**Task statement**
Repeat all the material exactly; pictures stay out of your copy.

**Source records**

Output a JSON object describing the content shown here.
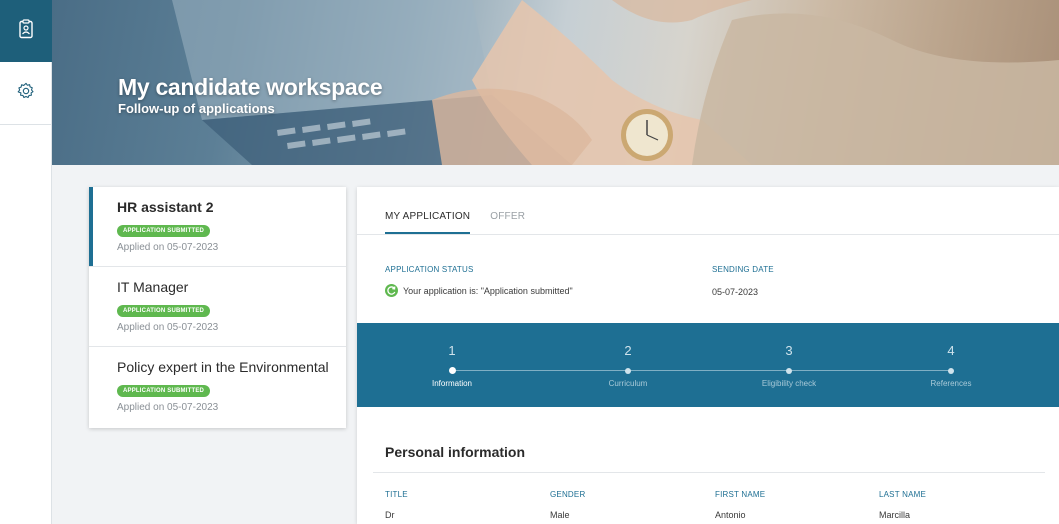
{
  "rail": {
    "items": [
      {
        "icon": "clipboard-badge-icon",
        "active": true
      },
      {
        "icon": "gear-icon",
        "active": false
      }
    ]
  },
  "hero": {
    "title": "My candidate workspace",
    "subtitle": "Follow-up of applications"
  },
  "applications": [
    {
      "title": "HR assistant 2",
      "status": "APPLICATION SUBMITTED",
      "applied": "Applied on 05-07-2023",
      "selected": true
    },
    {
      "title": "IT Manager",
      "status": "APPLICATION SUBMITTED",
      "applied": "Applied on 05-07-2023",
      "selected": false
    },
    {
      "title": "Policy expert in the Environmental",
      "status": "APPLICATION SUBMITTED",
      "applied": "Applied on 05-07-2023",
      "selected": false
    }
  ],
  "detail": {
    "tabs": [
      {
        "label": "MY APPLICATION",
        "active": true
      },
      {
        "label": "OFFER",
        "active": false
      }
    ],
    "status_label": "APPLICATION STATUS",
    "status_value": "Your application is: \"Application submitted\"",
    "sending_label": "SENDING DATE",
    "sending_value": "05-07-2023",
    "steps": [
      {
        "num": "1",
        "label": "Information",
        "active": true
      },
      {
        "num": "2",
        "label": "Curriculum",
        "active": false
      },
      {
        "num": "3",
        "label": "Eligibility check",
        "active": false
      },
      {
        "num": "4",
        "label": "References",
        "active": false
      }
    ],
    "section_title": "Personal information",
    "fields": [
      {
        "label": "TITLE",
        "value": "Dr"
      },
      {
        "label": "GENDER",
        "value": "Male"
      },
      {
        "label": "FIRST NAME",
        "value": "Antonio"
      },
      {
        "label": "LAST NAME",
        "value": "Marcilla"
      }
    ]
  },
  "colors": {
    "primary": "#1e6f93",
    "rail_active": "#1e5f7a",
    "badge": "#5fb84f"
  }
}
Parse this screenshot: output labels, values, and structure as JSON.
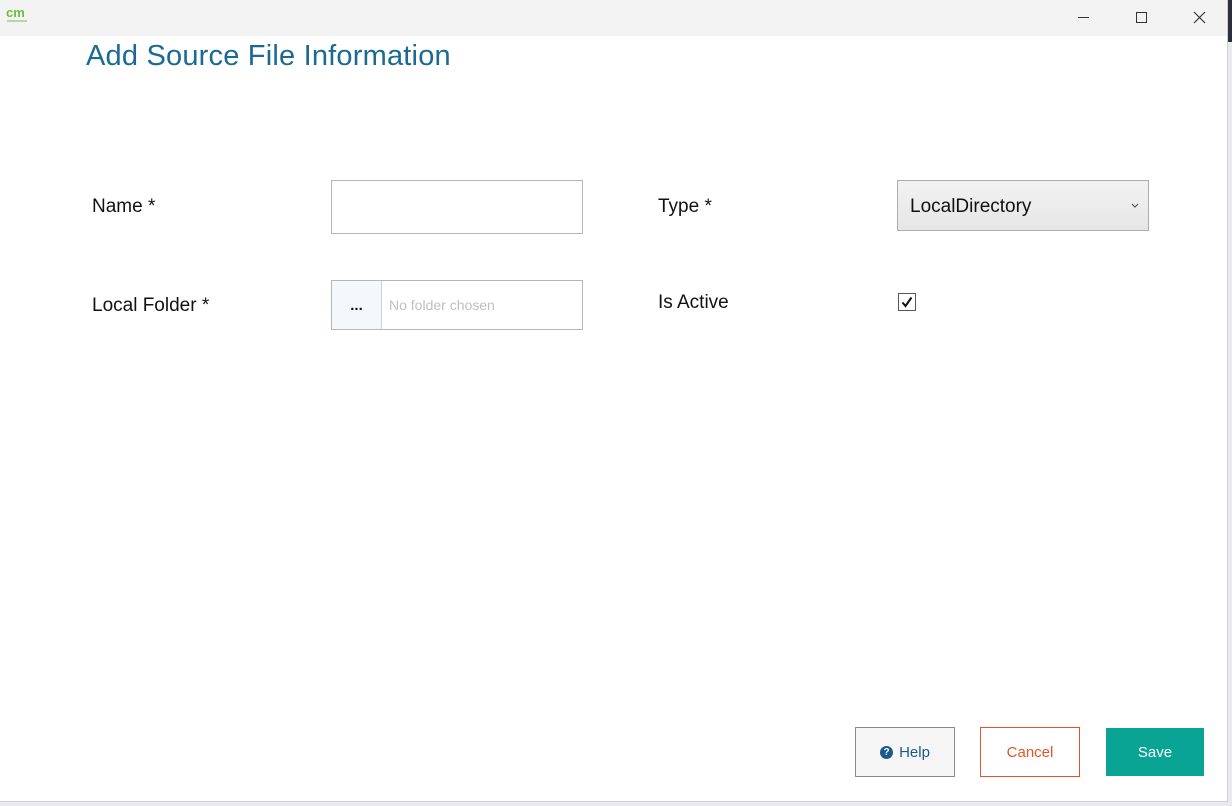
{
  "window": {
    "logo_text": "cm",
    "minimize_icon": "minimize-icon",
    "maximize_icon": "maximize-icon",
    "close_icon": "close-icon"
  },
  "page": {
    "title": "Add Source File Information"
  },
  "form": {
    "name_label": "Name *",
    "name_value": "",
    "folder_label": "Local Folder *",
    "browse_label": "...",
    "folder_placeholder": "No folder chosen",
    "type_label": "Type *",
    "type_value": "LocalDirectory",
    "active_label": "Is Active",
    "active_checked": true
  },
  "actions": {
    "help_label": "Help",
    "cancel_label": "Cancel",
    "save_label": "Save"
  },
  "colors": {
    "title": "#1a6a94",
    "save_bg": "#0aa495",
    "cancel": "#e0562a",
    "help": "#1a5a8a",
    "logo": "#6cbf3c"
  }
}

**Worked solution**
Output a JSON object describing the content shown here.
{
  "rail": {
    "items": [
      {
        "icon": "clipboard-badge-icon",
        "active": true
      },
      {
        "icon": "gear-icon",
        "active": false
      }
    ]
  },
  "hero": {
    "title": "My candidate workspace",
    "subtitle": "Follow-up of applications"
  },
  "applications": [
    {
      "title": "HR assistant 2",
      "status": "APPLICATION SUBMITTED",
      "applied": "Applied on 05-07-2023",
      "selected": true
    },
    {
      "title": "IT Manager",
      "status": "APPLICATION SUBMITTED",
      "applied": "Applied on 05-07-2023",
      "selected": false
    },
    {
      "title": "Policy expert in the Environmental",
      "status": "APPLICATION SUBMITTED",
      "applied": "Applied on 05-07-2023",
      "selected": false
    }
  ],
  "detail": {
    "tabs": [
      {
        "label": "MY APPLICATION",
        "active": true
      },
      {
        "label": "OFFER",
        "active": false
      }
    ],
    "status_label": "APPLICATION STATUS",
    "status_value": "Your application is: \"Application submitted\"",
    "sending_label": "SENDING DATE",
    "sending_value": "05-07-2023",
    "steps": [
      {
        "num": "1",
        "label": "Information",
        "active": true
      },
      {
        "num": "2",
        "label": "Curriculum",
        "active": false
      },
      {
        "num": "3",
        "label": "Eligibility check",
        "active": false
      },
      {
        "num": "4",
        "label": "References",
        "active": false
      }
    ],
    "section_title": "Personal information",
    "fields": [
      {
        "label": "TITLE",
        "value": "Dr"
      },
      {
        "label": "GENDER",
        "value": "Male"
      },
      {
        "label": "FIRST NAME",
        "value": "Antonio"
      },
      {
        "label": "LAST NAME",
        "value": "Marcilla"
      }
    ]
  },
  "colors": {
    "primary": "#1e6f93",
    "rail_active": "#1e5f7a",
    "badge": "#5fb84f"
  }
}
Parse this screenshot: output labels, values, and structure as JSON.
{
  "window": {
    "logo_text": "cm",
    "minimize_icon": "minimize-icon",
    "maximize_icon": "maximize-icon",
    "close_icon": "close-icon"
  },
  "page": {
    "title": "Add Source File Information"
  },
  "form": {
    "name_label": "Name *",
    "name_value": "",
    "folder_label": "Local Folder *",
    "browse_label": "...",
    "folder_placeholder": "No folder chosen",
    "type_label": "Type *",
    "type_value": "LocalDirectory",
    "active_label": "Is Active",
    "active_checked": true
  },
  "actions": {
    "help_label": "Help",
    "cancel_label": "Cancel",
    "save_label": "Save"
  },
  "colors": {
    "title": "#1a6a94",
    "save_bg": "#0aa495",
    "cancel": "#e0562a",
    "help": "#1a5a8a",
    "logo": "#6cbf3c"
  }
}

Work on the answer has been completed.